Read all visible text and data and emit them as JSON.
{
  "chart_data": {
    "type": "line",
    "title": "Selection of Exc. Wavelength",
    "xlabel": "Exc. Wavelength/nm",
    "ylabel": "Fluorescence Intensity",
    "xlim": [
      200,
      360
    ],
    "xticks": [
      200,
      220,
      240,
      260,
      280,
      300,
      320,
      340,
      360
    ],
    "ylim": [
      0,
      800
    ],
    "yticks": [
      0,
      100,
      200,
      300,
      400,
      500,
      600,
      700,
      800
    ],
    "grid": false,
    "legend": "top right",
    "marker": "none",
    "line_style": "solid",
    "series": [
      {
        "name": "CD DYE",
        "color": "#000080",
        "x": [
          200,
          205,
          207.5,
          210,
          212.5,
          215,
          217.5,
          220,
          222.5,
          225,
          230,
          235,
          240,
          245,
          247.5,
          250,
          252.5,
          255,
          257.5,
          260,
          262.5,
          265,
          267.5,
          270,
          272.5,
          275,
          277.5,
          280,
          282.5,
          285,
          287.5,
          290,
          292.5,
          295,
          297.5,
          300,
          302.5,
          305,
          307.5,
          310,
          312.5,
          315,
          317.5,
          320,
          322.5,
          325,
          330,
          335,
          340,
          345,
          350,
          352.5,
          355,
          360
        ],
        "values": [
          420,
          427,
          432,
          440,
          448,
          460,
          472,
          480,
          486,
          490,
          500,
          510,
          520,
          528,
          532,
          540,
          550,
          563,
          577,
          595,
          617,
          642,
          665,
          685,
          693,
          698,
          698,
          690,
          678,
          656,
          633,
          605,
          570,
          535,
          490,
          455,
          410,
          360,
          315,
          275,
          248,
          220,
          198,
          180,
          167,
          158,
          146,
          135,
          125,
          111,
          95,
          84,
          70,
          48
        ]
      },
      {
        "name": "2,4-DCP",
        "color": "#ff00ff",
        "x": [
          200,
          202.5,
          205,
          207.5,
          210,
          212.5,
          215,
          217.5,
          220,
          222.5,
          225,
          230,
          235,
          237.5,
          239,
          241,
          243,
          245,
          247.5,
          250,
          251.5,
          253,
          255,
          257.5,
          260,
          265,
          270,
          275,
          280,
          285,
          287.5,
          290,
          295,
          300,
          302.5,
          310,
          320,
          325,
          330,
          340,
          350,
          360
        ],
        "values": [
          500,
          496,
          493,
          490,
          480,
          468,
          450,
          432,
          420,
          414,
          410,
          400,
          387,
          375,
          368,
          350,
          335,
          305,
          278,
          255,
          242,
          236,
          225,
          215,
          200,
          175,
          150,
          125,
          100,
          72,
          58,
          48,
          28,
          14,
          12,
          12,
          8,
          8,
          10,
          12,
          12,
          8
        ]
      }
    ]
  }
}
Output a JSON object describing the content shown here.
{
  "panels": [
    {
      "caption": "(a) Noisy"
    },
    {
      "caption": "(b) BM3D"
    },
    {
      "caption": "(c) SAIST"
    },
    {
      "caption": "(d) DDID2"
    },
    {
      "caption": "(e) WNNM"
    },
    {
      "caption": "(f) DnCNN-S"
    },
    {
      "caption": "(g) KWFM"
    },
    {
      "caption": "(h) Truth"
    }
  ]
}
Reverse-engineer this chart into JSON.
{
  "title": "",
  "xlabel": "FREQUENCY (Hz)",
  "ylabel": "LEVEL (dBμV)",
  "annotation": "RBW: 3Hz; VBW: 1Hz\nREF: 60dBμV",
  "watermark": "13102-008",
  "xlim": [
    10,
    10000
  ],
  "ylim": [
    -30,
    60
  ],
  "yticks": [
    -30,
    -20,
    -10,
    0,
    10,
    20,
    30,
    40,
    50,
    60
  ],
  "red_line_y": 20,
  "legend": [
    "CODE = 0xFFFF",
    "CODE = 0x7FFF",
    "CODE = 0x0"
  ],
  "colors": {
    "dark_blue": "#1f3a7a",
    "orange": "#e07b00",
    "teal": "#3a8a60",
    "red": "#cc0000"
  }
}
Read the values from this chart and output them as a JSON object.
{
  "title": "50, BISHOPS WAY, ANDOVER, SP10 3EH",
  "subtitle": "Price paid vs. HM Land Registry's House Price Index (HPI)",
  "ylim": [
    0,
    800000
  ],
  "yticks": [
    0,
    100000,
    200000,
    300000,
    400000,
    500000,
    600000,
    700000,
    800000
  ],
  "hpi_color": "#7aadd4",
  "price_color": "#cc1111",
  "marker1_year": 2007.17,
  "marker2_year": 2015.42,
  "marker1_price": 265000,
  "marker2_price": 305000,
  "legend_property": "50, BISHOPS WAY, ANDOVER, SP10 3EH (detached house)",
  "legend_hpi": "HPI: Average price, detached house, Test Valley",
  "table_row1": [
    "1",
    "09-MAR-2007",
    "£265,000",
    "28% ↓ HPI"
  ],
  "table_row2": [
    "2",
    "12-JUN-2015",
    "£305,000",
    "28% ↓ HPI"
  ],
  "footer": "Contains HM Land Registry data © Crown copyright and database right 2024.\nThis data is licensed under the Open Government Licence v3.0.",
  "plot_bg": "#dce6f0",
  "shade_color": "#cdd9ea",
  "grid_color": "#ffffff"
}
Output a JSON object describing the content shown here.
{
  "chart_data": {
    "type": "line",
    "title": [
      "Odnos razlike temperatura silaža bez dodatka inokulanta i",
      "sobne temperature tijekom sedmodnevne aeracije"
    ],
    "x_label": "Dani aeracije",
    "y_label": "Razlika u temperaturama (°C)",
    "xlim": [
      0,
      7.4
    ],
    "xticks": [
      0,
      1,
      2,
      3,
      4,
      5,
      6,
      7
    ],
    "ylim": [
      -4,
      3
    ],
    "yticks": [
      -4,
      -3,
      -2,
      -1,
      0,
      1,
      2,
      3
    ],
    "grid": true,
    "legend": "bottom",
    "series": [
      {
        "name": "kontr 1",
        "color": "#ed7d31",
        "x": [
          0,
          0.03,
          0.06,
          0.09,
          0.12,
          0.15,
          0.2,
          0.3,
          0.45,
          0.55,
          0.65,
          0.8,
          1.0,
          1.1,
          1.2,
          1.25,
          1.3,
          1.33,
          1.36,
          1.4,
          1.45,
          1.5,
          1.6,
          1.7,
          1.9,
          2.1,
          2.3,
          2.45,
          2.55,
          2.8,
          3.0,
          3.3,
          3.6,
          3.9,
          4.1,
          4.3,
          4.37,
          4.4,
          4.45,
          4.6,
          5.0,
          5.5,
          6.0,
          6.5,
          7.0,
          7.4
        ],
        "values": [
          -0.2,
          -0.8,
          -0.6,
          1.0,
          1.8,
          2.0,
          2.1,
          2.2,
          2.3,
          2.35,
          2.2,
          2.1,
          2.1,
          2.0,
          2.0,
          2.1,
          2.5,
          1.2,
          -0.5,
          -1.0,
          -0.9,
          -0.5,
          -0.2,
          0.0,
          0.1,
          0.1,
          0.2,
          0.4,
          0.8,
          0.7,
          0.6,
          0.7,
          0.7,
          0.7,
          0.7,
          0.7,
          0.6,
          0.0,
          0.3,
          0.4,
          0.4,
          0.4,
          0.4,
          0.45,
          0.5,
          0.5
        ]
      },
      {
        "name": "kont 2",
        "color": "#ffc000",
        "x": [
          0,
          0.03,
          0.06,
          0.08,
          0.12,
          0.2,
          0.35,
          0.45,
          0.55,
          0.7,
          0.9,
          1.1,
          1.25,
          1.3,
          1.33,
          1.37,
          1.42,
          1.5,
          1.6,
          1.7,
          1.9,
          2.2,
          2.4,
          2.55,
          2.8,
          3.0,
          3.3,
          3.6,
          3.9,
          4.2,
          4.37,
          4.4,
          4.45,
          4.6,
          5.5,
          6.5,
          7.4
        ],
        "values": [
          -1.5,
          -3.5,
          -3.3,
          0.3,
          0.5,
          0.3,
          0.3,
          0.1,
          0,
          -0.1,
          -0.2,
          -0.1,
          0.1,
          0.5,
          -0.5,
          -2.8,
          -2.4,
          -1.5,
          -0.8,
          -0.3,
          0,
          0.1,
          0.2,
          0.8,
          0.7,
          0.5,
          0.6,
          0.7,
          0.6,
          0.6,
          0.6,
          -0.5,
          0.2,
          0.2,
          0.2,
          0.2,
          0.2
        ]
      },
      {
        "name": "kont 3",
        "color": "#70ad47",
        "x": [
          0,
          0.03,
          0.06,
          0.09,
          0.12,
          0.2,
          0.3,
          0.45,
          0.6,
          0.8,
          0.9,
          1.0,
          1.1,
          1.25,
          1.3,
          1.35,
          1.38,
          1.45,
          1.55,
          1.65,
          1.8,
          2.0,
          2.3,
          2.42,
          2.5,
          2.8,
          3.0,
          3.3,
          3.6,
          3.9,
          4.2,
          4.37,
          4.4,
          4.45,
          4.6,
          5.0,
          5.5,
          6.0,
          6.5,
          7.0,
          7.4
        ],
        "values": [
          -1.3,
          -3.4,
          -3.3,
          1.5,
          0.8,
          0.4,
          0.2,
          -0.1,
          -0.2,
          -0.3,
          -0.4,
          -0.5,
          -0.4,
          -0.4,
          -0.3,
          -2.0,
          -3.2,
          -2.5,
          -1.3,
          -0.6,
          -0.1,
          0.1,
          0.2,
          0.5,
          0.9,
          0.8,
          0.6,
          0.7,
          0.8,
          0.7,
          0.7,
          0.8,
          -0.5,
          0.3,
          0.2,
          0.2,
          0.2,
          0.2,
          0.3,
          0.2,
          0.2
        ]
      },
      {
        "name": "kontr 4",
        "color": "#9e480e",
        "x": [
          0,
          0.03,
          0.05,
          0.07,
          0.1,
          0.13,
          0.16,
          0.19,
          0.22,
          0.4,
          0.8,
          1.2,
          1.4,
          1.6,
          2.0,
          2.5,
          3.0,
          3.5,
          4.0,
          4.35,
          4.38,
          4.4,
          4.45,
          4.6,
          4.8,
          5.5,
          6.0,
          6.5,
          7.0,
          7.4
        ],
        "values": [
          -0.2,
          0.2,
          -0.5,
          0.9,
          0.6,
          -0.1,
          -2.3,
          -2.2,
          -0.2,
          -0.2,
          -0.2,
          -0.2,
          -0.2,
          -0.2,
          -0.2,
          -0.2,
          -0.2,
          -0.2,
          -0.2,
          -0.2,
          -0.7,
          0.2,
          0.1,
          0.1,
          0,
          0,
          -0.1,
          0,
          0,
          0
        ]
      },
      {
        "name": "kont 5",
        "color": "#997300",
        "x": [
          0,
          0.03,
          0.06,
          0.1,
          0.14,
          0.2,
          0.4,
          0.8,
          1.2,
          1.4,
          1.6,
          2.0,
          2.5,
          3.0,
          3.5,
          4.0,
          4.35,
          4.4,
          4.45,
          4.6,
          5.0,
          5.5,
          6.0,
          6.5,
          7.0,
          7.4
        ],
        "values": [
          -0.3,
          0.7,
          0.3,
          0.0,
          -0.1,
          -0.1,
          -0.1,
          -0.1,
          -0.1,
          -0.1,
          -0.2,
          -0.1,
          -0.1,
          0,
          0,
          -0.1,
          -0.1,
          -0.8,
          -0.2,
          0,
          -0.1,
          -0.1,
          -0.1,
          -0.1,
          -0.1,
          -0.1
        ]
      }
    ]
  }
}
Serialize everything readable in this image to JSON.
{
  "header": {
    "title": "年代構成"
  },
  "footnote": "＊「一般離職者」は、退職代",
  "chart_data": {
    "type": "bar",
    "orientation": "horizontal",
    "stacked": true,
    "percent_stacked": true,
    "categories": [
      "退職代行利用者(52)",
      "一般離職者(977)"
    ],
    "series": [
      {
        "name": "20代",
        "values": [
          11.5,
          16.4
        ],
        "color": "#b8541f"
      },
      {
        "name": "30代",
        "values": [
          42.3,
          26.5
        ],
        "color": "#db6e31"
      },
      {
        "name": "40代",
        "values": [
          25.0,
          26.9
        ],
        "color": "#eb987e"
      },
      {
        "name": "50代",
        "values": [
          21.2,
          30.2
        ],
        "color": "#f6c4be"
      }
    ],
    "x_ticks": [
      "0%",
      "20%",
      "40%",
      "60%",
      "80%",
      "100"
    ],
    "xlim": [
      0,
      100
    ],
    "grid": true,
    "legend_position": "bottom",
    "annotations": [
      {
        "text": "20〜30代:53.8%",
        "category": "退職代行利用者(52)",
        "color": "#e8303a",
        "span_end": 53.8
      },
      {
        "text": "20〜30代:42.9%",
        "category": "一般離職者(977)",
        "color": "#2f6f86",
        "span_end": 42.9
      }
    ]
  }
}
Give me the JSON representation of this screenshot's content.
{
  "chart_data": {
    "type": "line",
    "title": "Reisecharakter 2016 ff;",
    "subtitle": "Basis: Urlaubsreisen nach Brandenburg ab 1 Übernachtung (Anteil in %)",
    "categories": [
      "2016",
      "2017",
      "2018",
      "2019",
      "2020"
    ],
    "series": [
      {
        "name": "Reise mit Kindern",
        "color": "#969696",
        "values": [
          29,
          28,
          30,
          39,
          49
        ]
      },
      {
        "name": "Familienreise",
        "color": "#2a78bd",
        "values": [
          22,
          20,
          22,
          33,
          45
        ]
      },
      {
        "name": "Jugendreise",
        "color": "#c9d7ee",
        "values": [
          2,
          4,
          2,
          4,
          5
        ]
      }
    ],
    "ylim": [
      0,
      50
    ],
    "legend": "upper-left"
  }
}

--*--

**TASK TO CARRY OUT**
In the records above, how many lines contain the word "bottom"? Give the number alone.

**TASK RESPONSE**
2